:: TASK MATERIAL ::
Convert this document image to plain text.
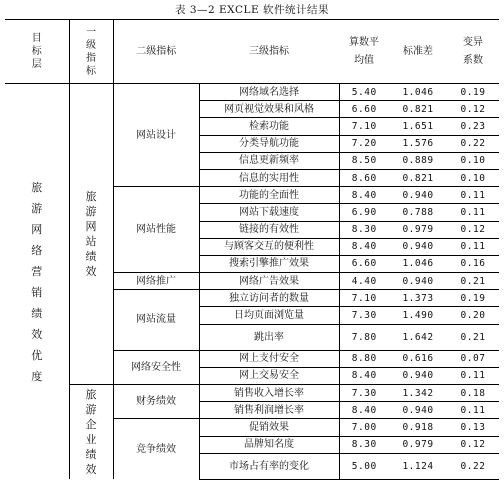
表 3—2 EXCLE 软件统计结果
目标层	一级指标	二级指标	三级指标	算数平均值	标准差	变异系数
旅游网络营销绩效优度	旅游网站绩效	网站设计	网络域名选择	5.40	1.046	0.19
			网页视觉效果和风格	6.60	0.821	0.12
			检索功能	7.10	1.651	0.23
			分类导航功能	7.20	1.576	0.22
			信息更新频率	8.50	0.889	0.10
			信息的实用性	8.60	0.821	0.10
		网站性能	功能的全面性	8.40	0.940	0.11
			网站下载速度	6.90	0.788	0.11
			链接的有效性	8.30	0.979	0.12
			与顾客交互的便利性	8.40	0.940	0.11
			搜索引擎推广效果	6.60	1.046	0.16
		网络推广	网络广告效果	4.40	0.940	0.21
		网站流量	独立访问者的数量	7.10	1.373	0.19
			日均页面浏览量	7.30	1.490	0.20
			跳出率	7.80	1.642	0.21
		网络安全性	网上支付安全	8.80	0.616	0.07
			网上交易安全	8.40	0.940	0.11
	旅游企业绩效	财务绩效	销售收入增长率	7.30	1.342	0.18
			销售利润增长率	8.40	0.940	0.11
		竞争绩效	促销效果	7.00	0.918	0.13
			品牌知名度	8.30	0.979	0.12
			市场占有率的变化	5.00	1.124	0.22
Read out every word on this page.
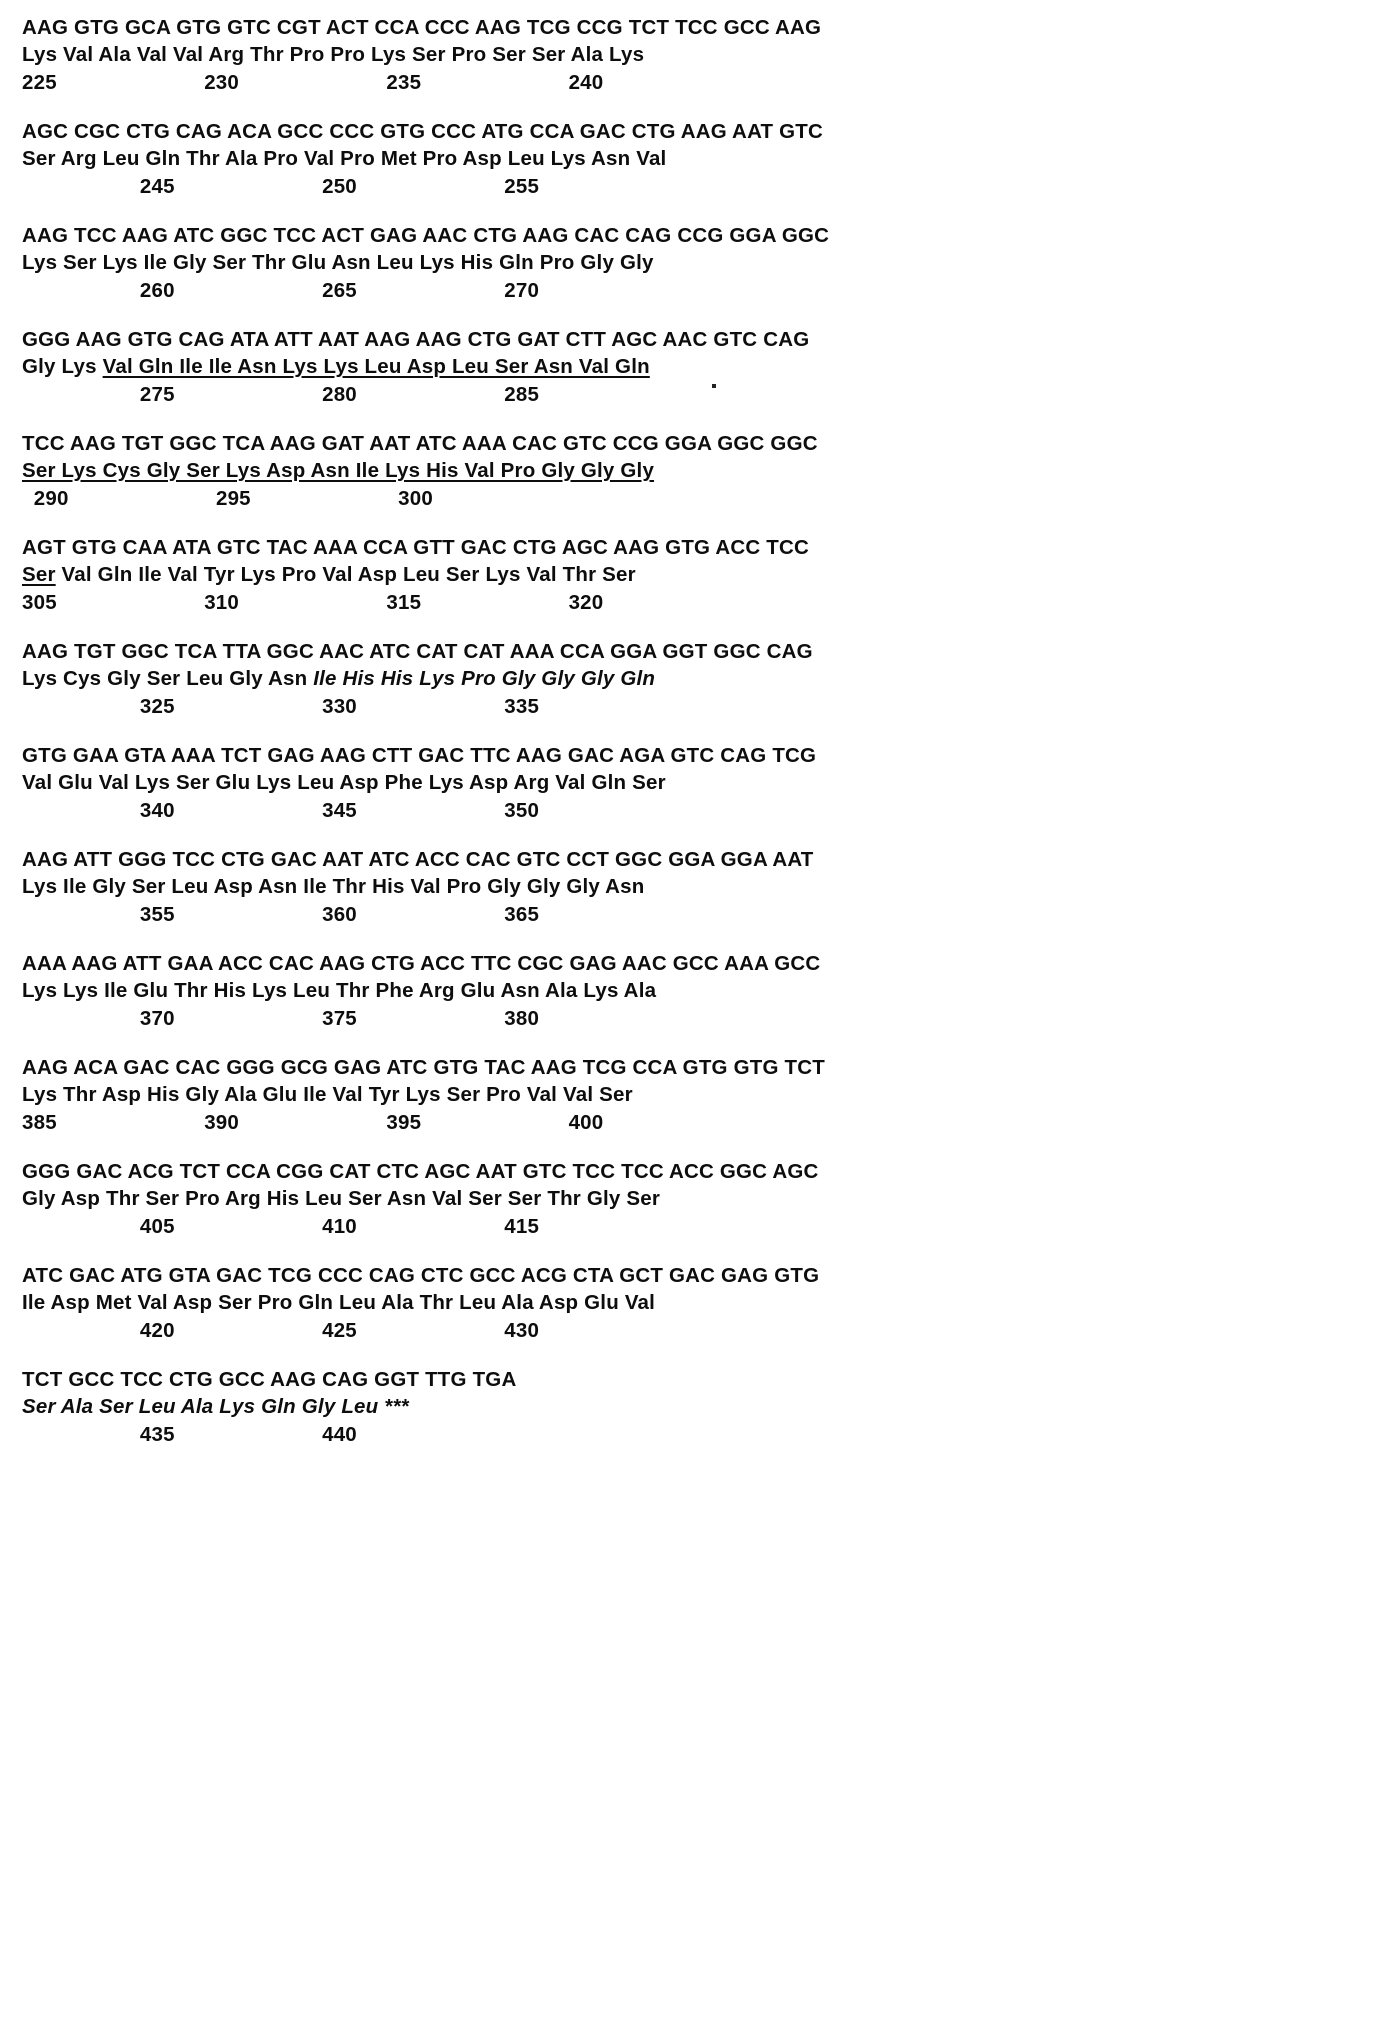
AAG GTG GCA GTG GTC CGT ACT CCA CCC AAG TCG CCG TCT TCC GCC AAG
Lys Val Ala Val Val Arg Thr Pro Pro Lys Ser Pro Ser Ser Ala Lys
225                         230                         235                         240
AGC CGC CTG CAG ACA GCC CCC GTG CCC ATG CCA GAC CTG AAG AAT GTC
Ser Arg Leu Gln Thr Ala Pro Val Pro Met Pro Asp Leu Lys Asn Val
245                         250                         255
AAG TCC AAG ATC GGC TCC ACT GAG AAC CTG AAG CAC CAG CCG GGA GGC
Lys Ser Lys Ile Gly Ser Thr Glu Asn Leu Lys His Gln Pro Gly Gly
260                         265                         270
GGG AAG GTG CAG ATA ATT AAT AAG AAG CTG GAT CTT AGC AAC GTC CAG
Gly Lys Val Gln Ile Ile Asn Lys Lys Leu Asp Leu Ser Asn Val Gln
275                         280                         285
TCC AAG TGT GGC TCA AAG GAT AAT ATC AAA CAC GTC CCG GGA GGC GGC
Ser Lys Cys Gly Ser Lys Asp Asn Ile Lys His Val Pro Gly Gly Gly
290                         295                         300
AGT GTG CAA ATA GTC TAC AAA CCA GTT GAC CTG AGC AAG GTG ACC TCC
Ser Val Gln Ile Val Tyr Lys Pro Val Asp Leu Ser Lys Val Thr Ser
305                         310                         315                         320
AAG TGT GGC TCA TTA GGC AAC ATC CAT CAT AAA CCA GGA GGT GGC CAG
Lys Cys Gly Ser Leu Gly Asn Ile His His Lys Pro Gly Gly Gly Gln
325                         330                         335
GTG GAA GTA AAA TCT GAG AAG CTT GAC TTC AAG GAC AGA GTC CAG TCG
Val Glu Val Lys Ser Glu Lys Leu Asp Phe Lys Asp Arg Val Gln Ser
340                         345                         350
AAG ATT GGG TCC CTG GAC AAT ATC ACC CAC GTC CCT GGC GGA GGA AAT
Lys Ile Gly Ser Leu Asp Asn Ile Thr His Val Pro Gly Gly Gly Asn
355                         360                         365
AAA AAG ATT GAA ACC CAC AAG CTG ACC TTC CGC GAG AAC GCC AAA GCC
Lys Lys Ile Glu Thr His Lys Leu Thr Phe Arg Glu Asn Ala Lys Ala
370                         375                         380
AAG ACA GAC CAC GGG GCG GAG ATC GTG TAC AAG TCG CCA GTG GTG TCT
Lys Thr Asp His Gly Ala Glu Ile Val Tyr Lys Ser Pro Val Val Ser
385                         390                         395                         400
GGG GAC ACG TCT CCA CGG CAT CTC AGC AAT GTC TCC TCC ACC GGC AGC
Gly Asp Thr Ser Pro Arg His Leu Ser Asn Val Ser Ser Thr Gly Ser
405                         410                         415
ATC GAC ATG GTA GAC TCG CCC CAG CTC GCC ACG CTA GCT GAC GAG GTG
Ile Asp Met Val Asp Ser Pro Gln Leu Ala Thr Leu Ala Asp Glu Val
420                         425                         430
TCT GCC TCC CTG GCC AAG CAG GGT TTG TGA
Ser Ala Ser Leu Ala Lys Gln Gly Leu ***
435                         440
:::
◆ WHAT THE EXERCISE ASKS
Would you set down the listing exactly, omitting pictures?

◆ REPLY
Convert this document image to plain text.
表 3—2 EXCLE 软件统计结果
目标层	一级指标	二级指标	三级指标	算数平均值	标准差	变异系数
旅游网络营销绩效优度	旅游网站绩效	网站设计	网络域名选择	5.40	1.046	0.19
			网页视觉效果和风格	6.60	0.821	0.12
			检索功能	7.10	1.651	0.23
			分类导航功能	7.20	1.576	0.22
			信息更新频率	8.50	0.889	0.10
			信息的实用性	8.60	0.821	0.10
		网站性能	功能的全面性	8.40	0.940	0.11
			网站下载速度	6.90	0.788	0.11
			链接的有效性	8.30	0.979	0.12
			与顾客交互的便利性	8.40	0.940	0.11
			搜索引擎推广效果	6.60	1.046	0.16
		网络推广	网络广告效果	4.40	0.940	0.21
		网站流量	独立访问者的数量	7.10	1.373	0.19
			日均页面浏览量	7.30	1.490	0.20
			跳出率	7.80	1.642	0.21
		网络安全性	网上支付安全	8.80	0.616	0.07
			网上交易安全	8.40	0.940	0.11
	旅游企业绩效	财务绩效	销售收入增长率	7.30	1.342	0.18
			销售利润增长率	8.40	0.940	0.11
		竞争绩效	促销效果	7.00	0.918	0.13
			品牌知名度	8.30	0.979	0.12
			市场占有率的变化	5.00	1.124	0.22
Read out every word on this page.
AAG GTG GCA GTG GTC CGT ACT CCA CCC AAG TCG CCG TCT TCC GCC AAG
Lys Val Ala Val Val Arg Thr Pro Pro Lys Ser Pro Ser Ser Ala Lys
225                         230                         235                         240
AGC CGC CTG CAG ACA GCC CCC GTG CCC ATG CCA GAC CTG AAG AAT GTC
Ser Arg Leu Gln Thr Ala Pro Val Pro Met Pro Asp Leu Lys Asn Val
245                         250                         255
AAG TCC AAG ATC GGC TCC ACT GAG AAC CTG AAG CAC CAG CCG GGA GGC
Lys Ser Lys Ile Gly Ser Thr Glu Asn Leu Lys His Gln Pro Gly Gly
260                         265                         270
GGG AAG GTG CAG ATA ATT AAT AAG AAG CTG GAT CTT AGC AAC GTC CAG
Gly Lys Val Gln Ile Ile Asn Lys Lys Leu Asp Leu Ser Asn Val Gln
275                         280                         285
TCC AAG TGT GGC TCA AAG GAT AAT ATC AAA CAC GTC CCG GGA GGC GGC
Ser Lys Cys Gly Ser Lys Asp Asn Ile Lys His Val Pro Gly Gly Gly
290                         295                         300
AGT GTG CAA ATA GTC TAC AAA CCA GTT GAC CTG AGC AAG GTG ACC TCC
Ser Val Gln Ile Val Tyr Lys Pro Val Asp Leu Ser Lys Val Thr Ser
305                         310                         315                         320
AAG TGT GGC TCA TTA GGC AAC ATC CAT CAT AAA CCA GGA GGT GGC CAG
Lys Cys Gly Ser Leu Gly Asn Ile His His Lys Pro Gly Gly Gly Gln
325                         330                         335
GTG GAA GTA AAA TCT GAG AAG CTT GAC TTC AAG GAC AGA GTC CAG TCG
Val Glu Val Lys Ser Glu Lys Leu Asp Phe Lys Asp Arg Val Gln Ser
340                         345                         350
AAG ATT GGG TCC CTG GAC AAT ATC ACC CAC GTC CCT GGC GGA GGA AAT
Lys Ile Gly Ser Leu Asp Asn Ile Thr His Val Pro Gly Gly Gly Asn
355                         360                         365
AAA AAG ATT GAA ACC CAC AAG CTG ACC TTC CGC GAG AAC GCC AAA GCC
Lys Lys Ile Glu Thr His Lys Leu Thr Phe Arg Glu Asn Ala Lys Ala
370                         375                         380
AAG ACA GAC CAC GGG GCG GAG ATC GTG TAC AAG TCG CCA GTG GTG TCT
Lys Thr Asp His Gly Ala Glu Ile Val Tyr Lys Ser Pro Val Val Ser
385                         390                         395                         400
GGG GAC ACG TCT CCA CGG CAT CTC AGC AAT GTC TCC TCC ACC GGC AGC
Gly Asp Thr Ser Pro Arg His Leu Ser Asn Val Ser Ser Thr Gly Ser
405                         410                         415
ATC GAC ATG GTA GAC TCG CCC CAG CTC GCC ACG CTA GCT GAC GAG GTG
Ile Asp Met Val Asp Ser Pro Gln Leu Ala Thr Leu Ala Asp Glu Val
420                         425                         430
TCT GCC TCC CTG GCC AAG CAG GGT TTG TGA
Ser Ala Ser Leu Ala Lys Gln Gly Leu ***
435                         440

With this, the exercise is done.